# STATED GOAL
Extract the records in full, leaving every picture out.

....................

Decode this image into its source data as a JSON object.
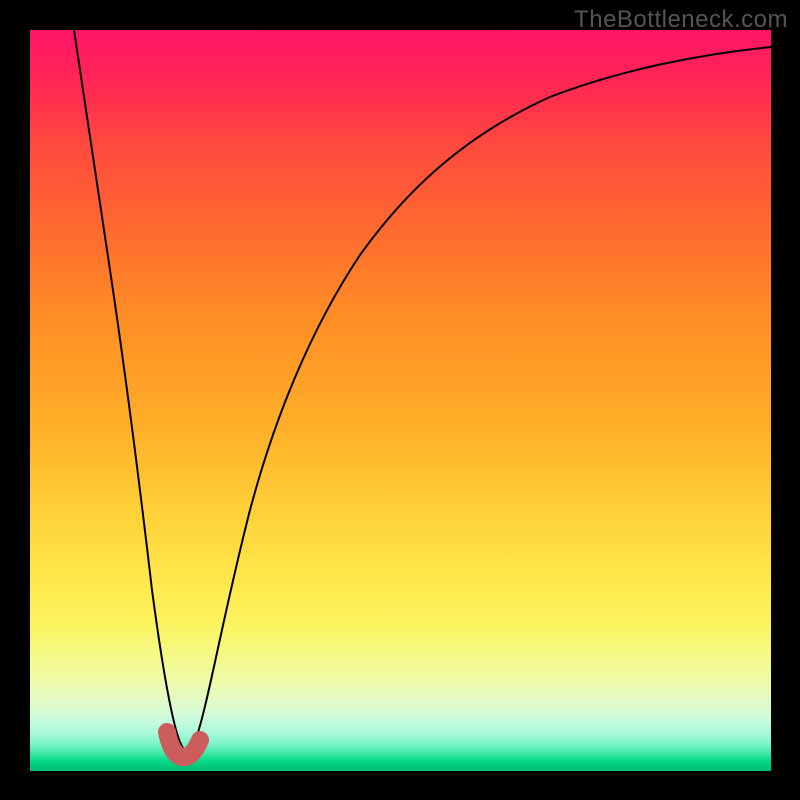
{
  "watermark": "TheBottleneck.com",
  "colors": {
    "background": "#000000",
    "curve": "#000000",
    "marker": "#cd5c5c"
  },
  "chart_data": {
    "type": "line",
    "title": "",
    "xlabel": "",
    "ylabel": "",
    "xlim": [
      0,
      1000
    ],
    "ylim": [
      0,
      1000
    ],
    "series": [
      {
        "name": "bottleneck-curve",
        "x": [
          60,
          70,
          80,
          90,
          100,
          110,
          120,
          130,
          140,
          150,
          160,
          170,
          180,
          190,
          200,
          210,
          220,
          230,
          240,
          260,
          280,
          300,
          330,
          370,
          420,
          480,
          560,
          660,
          780,
          900,
          1000
        ],
        "y": [
          1000,
          920,
          840,
          760,
          680,
          600,
          520,
          440,
          360,
          280,
          200,
          130,
          70,
          30,
          10,
          15,
          40,
          90,
          150,
          260,
          350,
          430,
          520,
          600,
          670,
          730,
          790,
          840,
          880,
          915,
          940
        ]
      }
    ],
    "annotations": [
      {
        "name": "cusp-marker",
        "x_range": [
          170,
          215
        ],
        "y_approx": 13
      }
    ],
    "gradient_background": {
      "direction": "top-to-bottom",
      "stops": [
        {
          "pos": 0.0,
          "color": "#ff1468"
        },
        {
          "pos": 0.5,
          "color": "#ffb029"
        },
        {
          "pos": 0.8,
          "color": "#fbf35f"
        },
        {
          "pos": 1.0,
          "color": "#01be72"
        }
      ]
    }
  }
}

....................

# COMPLETED TASK
Decode this image into its source data as a JSON object.
{
  "watermark": "TheBottleneck.com",
  "colors": {
    "background": "#000000",
    "curve": "#000000",
    "marker": "#cd5c5c"
  },
  "chart_data": {
    "type": "line",
    "title": "",
    "xlabel": "",
    "ylabel": "",
    "xlim": [
      0,
      1000
    ],
    "ylim": [
      0,
      1000
    ],
    "series": [
      {
        "name": "bottleneck-curve",
        "x": [
          60,
          70,
          80,
          90,
          100,
          110,
          120,
          130,
          140,
          150,
          160,
          170,
          180,
          190,
          200,
          210,
          220,
          230,
          240,
          260,
          280,
          300,
          330,
          370,
          420,
          480,
          560,
          660,
          780,
          900,
          1000
        ],
        "y": [
          1000,
          920,
          840,
          760,
          680,
          600,
          520,
          440,
          360,
          280,
          200,
          130,
          70,
          30,
          10,
          15,
          40,
          90,
          150,
          260,
          350,
          430,
          520,
          600,
          670,
          730,
          790,
          840,
          880,
          915,
          940
        ]
      }
    ],
    "annotations": [
      {
        "name": "cusp-marker",
        "x_range": [
          170,
          215
        ],
        "y_approx": 13
      }
    ],
    "gradient_background": {
      "direction": "top-to-bottom",
      "stops": [
        {
          "pos": 0.0,
          "color": "#ff1468"
        },
        {
          "pos": 0.5,
          "color": "#ffb029"
        },
        {
          "pos": 0.8,
          "color": "#fbf35f"
        },
        {
          "pos": 1.0,
          "color": "#01be72"
        }
      ]
    }
  }
}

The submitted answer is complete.